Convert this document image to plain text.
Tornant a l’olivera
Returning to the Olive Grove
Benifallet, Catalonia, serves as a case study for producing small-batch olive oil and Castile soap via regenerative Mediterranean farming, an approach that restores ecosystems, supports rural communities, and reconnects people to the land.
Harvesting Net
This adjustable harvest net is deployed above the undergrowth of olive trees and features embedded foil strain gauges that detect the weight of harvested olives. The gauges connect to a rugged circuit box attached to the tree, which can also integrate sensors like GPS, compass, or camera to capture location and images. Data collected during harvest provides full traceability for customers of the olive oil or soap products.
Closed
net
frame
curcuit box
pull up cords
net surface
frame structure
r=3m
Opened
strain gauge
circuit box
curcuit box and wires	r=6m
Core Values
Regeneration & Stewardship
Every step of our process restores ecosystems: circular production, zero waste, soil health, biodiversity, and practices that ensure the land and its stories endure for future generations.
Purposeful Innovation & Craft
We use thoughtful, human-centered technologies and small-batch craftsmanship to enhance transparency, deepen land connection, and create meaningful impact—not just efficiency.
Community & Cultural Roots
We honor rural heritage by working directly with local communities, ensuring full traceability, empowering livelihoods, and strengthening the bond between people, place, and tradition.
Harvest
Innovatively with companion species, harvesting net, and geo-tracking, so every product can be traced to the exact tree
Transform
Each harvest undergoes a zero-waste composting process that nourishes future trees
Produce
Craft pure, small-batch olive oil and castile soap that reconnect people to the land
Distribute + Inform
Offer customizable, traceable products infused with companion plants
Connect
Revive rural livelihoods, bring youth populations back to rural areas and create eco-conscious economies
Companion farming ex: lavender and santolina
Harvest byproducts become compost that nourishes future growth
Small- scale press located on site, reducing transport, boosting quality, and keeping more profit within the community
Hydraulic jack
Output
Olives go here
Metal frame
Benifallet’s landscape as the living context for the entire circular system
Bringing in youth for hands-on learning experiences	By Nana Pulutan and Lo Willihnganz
------------------------------------------------------------------------
**AIM:** Return all the data exactly as given.

**EXERCISE SOLUTION:**
Convert this document image to plain text.
Tornant a l’olivera
Returning to the Olive Grove
Benifallet, Catalonia, serves as a case study for producing small-batch olive oil and Castile soap via regenerative Mediterranean farming, an approach that restores ecosystems, supports rural communities, and reconnects people to the land.
Harvesting Net
This adjustable harvest net is deployed above the undergrowth of olive trees and features embedded foil strain gauges that detect the weight of harvested olives. The gauges connect to a rugged circuit box attached to the tree, which can also integrate sensors like GPS, compass, or camera to capture location and images. Data collected during harvest provides full traceability for customers of the olive oil or soap products.
Closed
net
frame
curcuit box
pull up cords
net surface
frame structure
r=3m
Opened
strain gauge
circuit box
curcuit box and wires	r=6m
Core Values
Regeneration & Stewardship
Every step of our process restores ecosystems: circular production, zero waste, soil health, biodiversity, and practices that ensure the land and its stories endure for future generations.
Purposeful Innovation & Craft
We use thoughtful, human-centered technologies and small-batch craftsmanship to enhance transparency, deepen land connection, and create meaningful impact—not just efficiency.
Community & Cultural Roots
We honor rural heritage by working directly with local communities, ensuring full traceability, empowering livelihoods, and strengthening the bond between people, place, and tradition.
Harvest
Innovatively with companion species, harvesting net, and geo-tracking, so every product can be traced to the exact tree
Transform
Each harvest undergoes a zero-waste composting process that nourishes future trees
Produce
Craft pure, small-batch olive oil and castile soap that reconnect people to the land
Distribute + Inform
Offer customizable, traceable products infused with companion plants
Connect
Revive rural livelihoods, bring youth populations back to rural areas and create eco-conscious economies
Companion farming ex: lavender and santolina
Harvest byproducts become compost that nourishes future growth
Small- scale press located on site, reducing transport, boosting quality, and keeping more profit within the community
Hydraulic jack
Output
Olives go here
Metal frame
Benifallet’s landscape as the living context for the entire circular system
Bringing in youth for hands-on learning experiences	By Nana Pulutan and Lo Willihnganz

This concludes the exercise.